▸ **Task details**
Word for word, print each line of the listing below; pictures stay out.

====

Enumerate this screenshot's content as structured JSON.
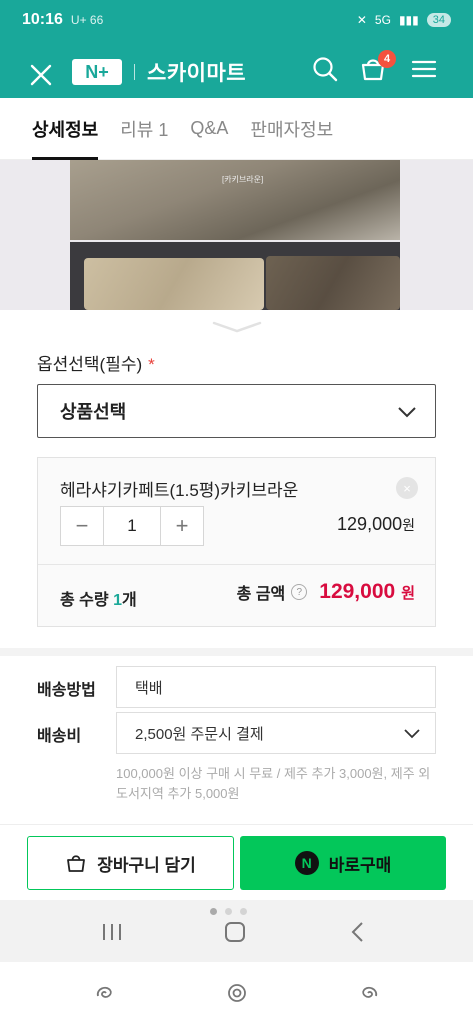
{
  "status_bar": {
    "time": "10:16",
    "left_icons": "U+ 66",
    "network": "5G",
    "battery": "34"
  },
  "header": {
    "logo_text": "N+",
    "store_name": "스카이마트",
    "cart_count": "4",
    "accent_color": "#19a89a"
  },
  "tabs": [
    {
      "label": "상세정보",
      "active": true
    },
    {
      "label": "리뷰 1",
      "active": false
    },
    {
      "label": "Q&A",
      "active": false
    },
    {
      "label": "판매자정보",
      "active": false
    }
  ],
  "product_image": {
    "caption": "[카키브라운]"
  },
  "option": {
    "label": "옵션선택(필수)",
    "required_mark": "*",
    "select_value": "상품선택"
  },
  "selected_item": {
    "name": "헤라샤기카페트(1.5평)카키브라운",
    "quantity": "1",
    "price": "129,000",
    "price_unit": "원",
    "remove_symbol": "×"
  },
  "totals": {
    "qty_label": "총 수량",
    "qty_value": "1",
    "qty_unit": "개",
    "amount_label": "총 금액",
    "help_symbol": "?",
    "amount_value": "129,000",
    "amount_unit": "원",
    "amount_color": "#d80c3f"
  },
  "shipping": {
    "method_label": "배송방법",
    "method_value": "택배",
    "fee_label": "배송비",
    "fee_value": "2,500원 주문시 결제",
    "note": "100,000원 이상 구매 시 무료 / 제주 추가 3,000원, 제주 외 도서지역 추가 5,000원"
  },
  "actions": {
    "cart_label": "장바구니 담기",
    "buy_label": "바로구매",
    "buy_badge": "N",
    "buy_color": "#03c75a"
  }
}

====

▸ **Solution for this exercise**
Enumerate this screenshot's content as structured JSON.
{
  "status_bar": {
    "time": "10:16",
    "left_icons": "U+ 66",
    "network": "5G",
    "battery": "34"
  },
  "header": {
    "logo_text": "N+",
    "store_name": "스카이마트",
    "cart_count": "4",
    "accent_color": "#19a89a"
  },
  "tabs": [
    {
      "label": "상세정보",
      "active": true
    },
    {
      "label": "리뷰 1",
      "active": false
    },
    {
      "label": "Q&A",
      "active": false
    },
    {
      "label": "판매자정보",
      "active": false
    }
  ],
  "product_image": {
    "caption": "[카키브라운]"
  },
  "option": {
    "label": "옵션선택(필수)",
    "required_mark": "*",
    "select_value": "상품선택"
  },
  "selected_item": {
    "name": "헤라샤기카페트(1.5평)카키브라운",
    "quantity": "1",
    "price": "129,000",
    "price_unit": "원",
    "remove_symbol": "×"
  },
  "totals": {
    "qty_label": "총 수량",
    "qty_value": "1",
    "qty_unit": "개",
    "amount_label": "총 금액",
    "help_symbol": "?",
    "amount_value": "129,000",
    "amount_unit": "원",
    "amount_color": "#d80c3f"
  },
  "shipping": {
    "method_label": "배송방법",
    "method_value": "택배",
    "fee_label": "배송비",
    "fee_value": "2,500원 주문시 결제",
    "note": "100,000원 이상 구매 시 무료 / 제주 추가 3,000원, 제주 외 도서지역 추가 5,000원"
  },
  "actions": {
    "cart_label": "장바구니 담기",
    "buy_label": "바로구매",
    "buy_badge": "N",
    "buy_color": "#03c75a"
  }
}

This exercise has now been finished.